● **DO THIS**
Reproduce every line in the listing that contains the word "Unknown".

(Data tied to figure images)
------------------------------------------------------------------------
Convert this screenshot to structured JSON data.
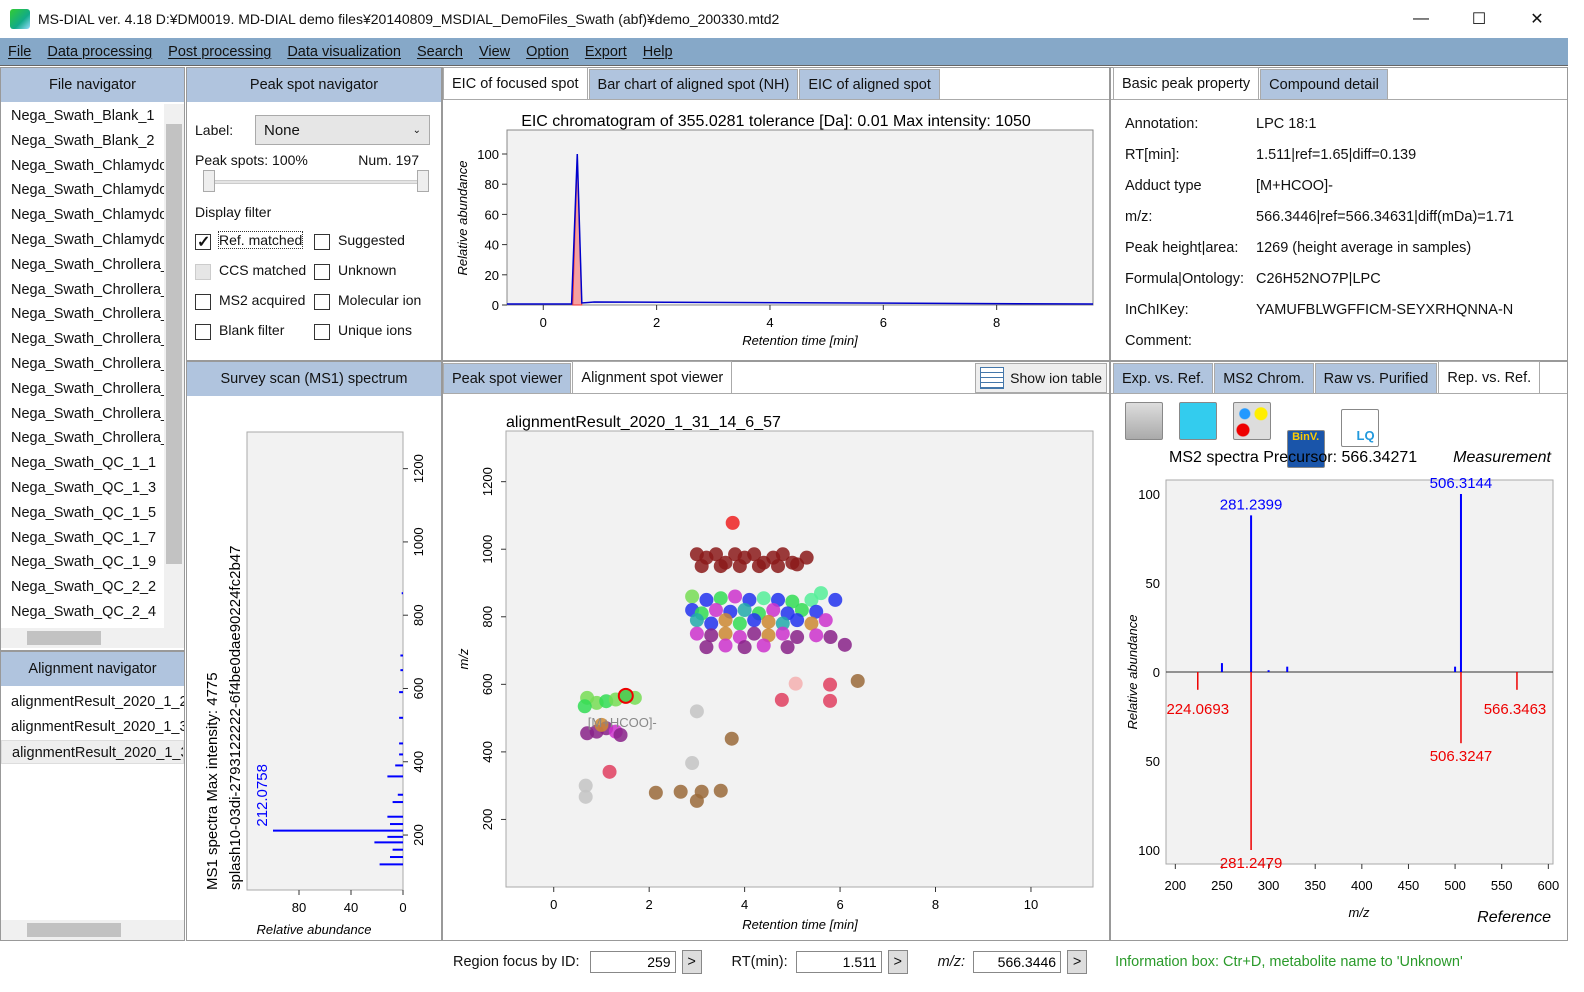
{
  "window": {
    "title": "MS-DIAL ver. 4.18 D:¥DM0019. MD-DIAL demo files¥20140809_MSDIAL_DemoFiles_Swath (abf)¥demo_200330.mtd2",
    "minimize": "—",
    "maximize": "☐",
    "close": "✕"
  },
  "menu": [
    "File",
    "Data processing",
    "Post processing",
    "Data visualization",
    "Search",
    "View",
    "Option",
    "Export",
    "Help"
  ],
  "file_nav": {
    "title": "File navigator",
    "files": [
      "Nega_Swath_Blank_1",
      "Nega_Swath_Blank_2",
      "Nega_Swath_Chlamydo",
      "Nega_Swath_Chlamydo",
      "Nega_Swath_Chlamydo",
      "Nega_Swath_Chlamydo",
      "Nega_Swath_Chrollera_",
      "Nega_Swath_Chrollera_",
      "Nega_Swath_Chrollera_",
      "Nega_Swath_Chrollera_",
      "Nega_Swath_Chrollera_",
      "Nega_Swath_Chrollera_",
      "Nega_Swath_Chrollera_",
      "Nega_Swath_Chrollera_",
      "Nega_Swath_QC_1_1",
      "Nega_Swath_QC_1_3",
      "Nega_Swath_QC_1_5",
      "Nega_Swath_QC_1_7",
      "Nega_Swath_QC_1_9",
      "Nega_Swath_QC_2_2",
      "Nega_Swath_QC_2_4"
    ]
  },
  "align_nav": {
    "title": "Alignment navigator",
    "items": [
      "alignmentResult_2020_1_2",
      "alignmentResult_2020_1_3",
      "alignmentResult_2020_1_3"
    ]
  },
  "peak_nav": {
    "title": "Peak spot navigator",
    "label_caption": "Label:",
    "label_value": "None",
    "peak_spots": "Peak spots: 100%",
    "num": "Num. 197",
    "display_filter": "Display filter",
    "filters": [
      {
        "label": "Ref. matched",
        "checked": true
      },
      {
        "label": "Suggested",
        "checked": false
      },
      {
        "label": "CCS matched",
        "checked": false,
        "disabled": true
      },
      {
        "label": "Unknown",
        "checked": false
      },
      {
        "label": "MS2 acquired",
        "checked": false
      },
      {
        "label": "Molecular ion",
        "checked": false
      },
      {
        "label": "Blank filter",
        "checked": false
      },
      {
        "label": "Unique ions",
        "checked": false
      }
    ]
  },
  "ms1": {
    "title": "Survey scan (MS1) spectrum",
    "line1": "MS1 spectra Max intensity: 4775",
    "line2": "splash10-03di-2793122222-6f4be0dae90224fc2b47",
    "xlabel": "Relative abundance",
    "xticks": [
      80,
      40,
      0
    ],
    "yticks": [
      200,
      400,
      600,
      800,
      1000,
      1200
    ],
    "peak_label": "212.0758",
    "peaks": [
      [
        120,
        18
      ],
      [
        140,
        10
      ],
      [
        160,
        8
      ],
      [
        180,
        22
      ],
      [
        195,
        12
      ],
      [
        212.0758,
        100
      ],
      [
        230,
        10
      ],
      [
        250,
        12
      ],
      [
        290,
        8
      ],
      [
        310,
        4
      ],
      [
        360,
        12
      ],
      [
        390,
        6
      ],
      [
        420,
        3
      ],
      [
        450,
        3
      ],
      [
        520,
        3
      ],
      [
        590,
        3
      ],
      [
        650,
        2
      ],
      [
        690,
        2
      ],
      [
        860,
        1
      ]
    ]
  },
  "eic_tabs": [
    "EIC of focused spot",
    "Bar chart of aligned spot (NH)",
    "EIC of aligned spot"
  ],
  "eic": {
    "title": "EIC chromatogram of 355.0281 tolerance [Da]: 0.01  Max intensity: 1050",
    "xlabel": "Retention time [min]",
    "ylabel": "Relative abundance",
    "xticks": [
      0,
      2,
      4,
      6,
      8
    ],
    "yticks": [
      0,
      20,
      40,
      60,
      80,
      100
    ],
    "xlim": [
      -0.64,
      9.7
    ],
    "peak_rt": 0.6
  },
  "viewer_tabs": [
    "Peak spot viewer",
    "Alignment spot viewer"
  ],
  "show_ion_table": "Show ion table",
  "chart_data": {
    "type": "scatter",
    "title": "alignmentResult_2020_1_31_14_6_57",
    "xlabel": "Retention time [min]",
    "ylabel": "m/z",
    "xlim": [
      -1,
      11.3
    ],
    "ylim": [
      0,
      1350
    ],
    "xticks": [
      0,
      2,
      4,
      6,
      8,
      10
    ],
    "yticks": [
      200,
      400,
      600,
      800,
      1000,
      1200
    ],
    "annotation": "[M+HCOO]-",
    "focused": [
      1.51,
      566
    ],
    "palette": [
      "#8b1a1a",
      "#2233ee",
      "#33dd55",
      "#cc33cc",
      "#22aaaa",
      "#cc8833",
      "#882288",
      "#9a6a3a",
      "#c4c4c4",
      "#e04060",
      "#77dd55",
      "#55ee99",
      "#f4b0b0",
      "#ee2222"
    ],
    "points": [
      [
        3.75,
        1078,
        13
      ],
      [
        3.0,
        985,
        0
      ],
      [
        3.2,
        975,
        0
      ],
      [
        3.4,
        985,
        0
      ],
      [
        3.6,
        960,
        0
      ],
      [
        3.8,
        985,
        0
      ],
      [
        4.0,
        975,
        0
      ],
      [
        4.2,
        985,
        0
      ],
      [
        4.4,
        960,
        0
      ],
      [
        4.6,
        975,
        0
      ],
      [
        4.8,
        985,
        0
      ],
      [
        5.0,
        960,
        0
      ],
      [
        5.3,
        975,
        0
      ],
      [
        3.1,
        950,
        0
      ],
      [
        3.5,
        950,
        0
      ],
      [
        3.9,
        950,
        0
      ],
      [
        4.3,
        950,
        0
      ],
      [
        4.7,
        950,
        0
      ],
      [
        5.1,
        955,
        0
      ],
      [
        2.9,
        860,
        10
      ],
      [
        3.2,
        850,
        1
      ],
      [
        3.5,
        855,
        2
      ],
      [
        3.8,
        860,
        3
      ],
      [
        4.1,
        850,
        1
      ],
      [
        4.4,
        855,
        11
      ],
      [
        4.7,
        850,
        1
      ],
      [
        5.0,
        845,
        2
      ],
      [
        5.4,
        850,
        11
      ],
      [
        5.6,
        870,
        11
      ],
      [
        5.9,
        850,
        1
      ],
      [
        2.9,
        820,
        1
      ],
      [
        3.1,
        810,
        2
      ],
      [
        3.4,
        820,
        3
      ],
      [
        3.7,
        815,
        1
      ],
      [
        4.0,
        820,
        4
      ],
      [
        4.3,
        810,
        2
      ],
      [
        4.6,
        820,
        3
      ],
      [
        4.9,
        810,
        1
      ],
      [
        5.2,
        820,
        2
      ],
      [
        5.5,
        815,
        1
      ],
      [
        3.0,
        790,
        4
      ],
      [
        3.3,
        780,
        1
      ],
      [
        3.6,
        790,
        5
      ],
      [
        3.9,
        780,
        2
      ],
      [
        4.2,
        790,
        1
      ],
      [
        4.5,
        785,
        5
      ],
      [
        4.8,
        780,
        4
      ],
      [
        5.1,
        790,
        1
      ],
      [
        5.4,
        780,
        5
      ],
      [
        5.7,
        790,
        3
      ],
      [
        3.0,
        750,
        3
      ],
      [
        3.3,
        745,
        6
      ],
      [
        3.6,
        750,
        5
      ],
      [
        3.9,
        740,
        3
      ],
      [
        4.2,
        750,
        6
      ],
      [
        4.5,
        745,
        5
      ],
      [
        4.8,
        750,
        3
      ],
      [
        5.1,
        740,
        6
      ],
      [
        5.5,
        745,
        3
      ],
      [
        5.8,
        740,
        6
      ],
      [
        3.2,
        710,
        6
      ],
      [
        3.6,
        715,
        3
      ],
      [
        4.0,
        710,
        6
      ],
      [
        4.4,
        715,
        3
      ],
      [
        4.9,
        710,
        6
      ],
      [
        6.1,
        717,
        6
      ],
      [
        0.7,
        560,
        10
      ],
      [
        0.9,
        545,
        10
      ],
      [
        1.1,
        550,
        2
      ],
      [
        1.3,
        555,
        10
      ],
      [
        1.7,
        560,
        10
      ],
      [
        0.65,
        535,
        2
      ],
      [
        0.7,
        455,
        6
      ],
      [
        0.9,
        460,
        6
      ],
      [
        1.1,
        470,
        6
      ],
      [
        1.3,
        460,
        3
      ],
      [
        1.4,
        450,
        6
      ],
      [
        1.0,
        480,
        5
      ],
      [
        3.0,
        520,
        8
      ],
      [
        2.9,
        367,
        8
      ],
      [
        0.67,
        300,
        8
      ],
      [
        0.67,
        267,
        8
      ],
      [
        2.14,
        279,
        7
      ],
      [
        2.66,
        282,
        7
      ],
      [
        3.1,
        282,
        7
      ],
      [
        3.0,
        255,
        7
      ],
      [
        3.5,
        285,
        7
      ],
      [
        3.73,
        439,
        7
      ],
      [
        6.37,
        610,
        7
      ],
      [
        4.78,
        554,
        9
      ],
      [
        5.79,
        551,
        9
      ],
      [
        5.79,
        599,
        9
      ],
      [
        5.07,
        602,
        12
      ],
      [
        1.17,
        341,
        9
      ]
    ]
  },
  "right_tabs": [
    "Basic peak property",
    "Compound detail"
  ],
  "props": [
    [
      "Annotation:",
      "LPC 18:1"
    ],
    [
      "RT[min]:",
      "1.511|ref=1.65|diff=0.139"
    ],
    [
      "Adduct type",
      "[M+HCOO]-"
    ],
    [
      "m/z:",
      "566.3446|ref=566.34631|diff(mDa)=1.71"
    ],
    [
      "Peak height|area:",
      "1269 (height average in samples)"
    ],
    [
      "Formula|Ontology:",
      "C26H52NO7P|LPC"
    ],
    [
      "InChIKey:",
      "YAMUFBLWGFFICM-SEYXRHQNNA-N"
    ],
    [
      "Comment:",
      ""
    ]
  ],
  "ms2_tabs": [
    "Exp. vs. Ref.",
    "MS2 Chrom.",
    "Raw vs. Purified",
    "Rep. vs. Ref."
  ],
  "ms2_tools": {
    "binv": "BinV.",
    "lq": "LQ"
  },
  "ms2": {
    "title": "MS2 spectra Precursor: 566.34271",
    "top_label": "Measurement",
    "bottom_label": "Reference",
    "xlabel": "m/z",
    "ylabel": "Relative abundance",
    "xticks": [
      200,
      250,
      300,
      350,
      400,
      450,
      500,
      550,
      600
    ],
    "yticks_top": [
      100,
      50,
      0
    ],
    "yticks_bottom": [
      50,
      100
    ],
    "measurement": [
      [
        250,
        5,
        ""
      ],
      [
        281.2399,
        88,
        "281.2399"
      ],
      [
        300,
        1,
        ""
      ],
      [
        320,
        3,
        ""
      ],
      [
        500,
        3,
        ""
      ],
      [
        506.3144,
        100,
        "506.3144"
      ]
    ],
    "reference": [
      [
        224.0693,
        10,
        "224.0693"
      ],
      [
        281.2479,
        100,
        "281.2479"
      ],
      [
        506.3247,
        40,
        "506.3247"
      ],
      [
        566.3463,
        10,
        "566.3463"
      ]
    ]
  },
  "status": {
    "region_label": "Region focus by ID:",
    "region_value": "259",
    "rt_label": "RT(min):",
    "rt_value": "1.511",
    "mz_label": "m/z:",
    "mz_value": "566.3446",
    "go": ">",
    "info": "Information box: Ctr+D, metabolite name to 'Unknown'"
  }
}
------------------------------------------------------------------------
● **EXPECTED ANSWER**
        "label": "Unknown",
    "info": "Information box: Ctr+D, metabolite name to 'Unknown'"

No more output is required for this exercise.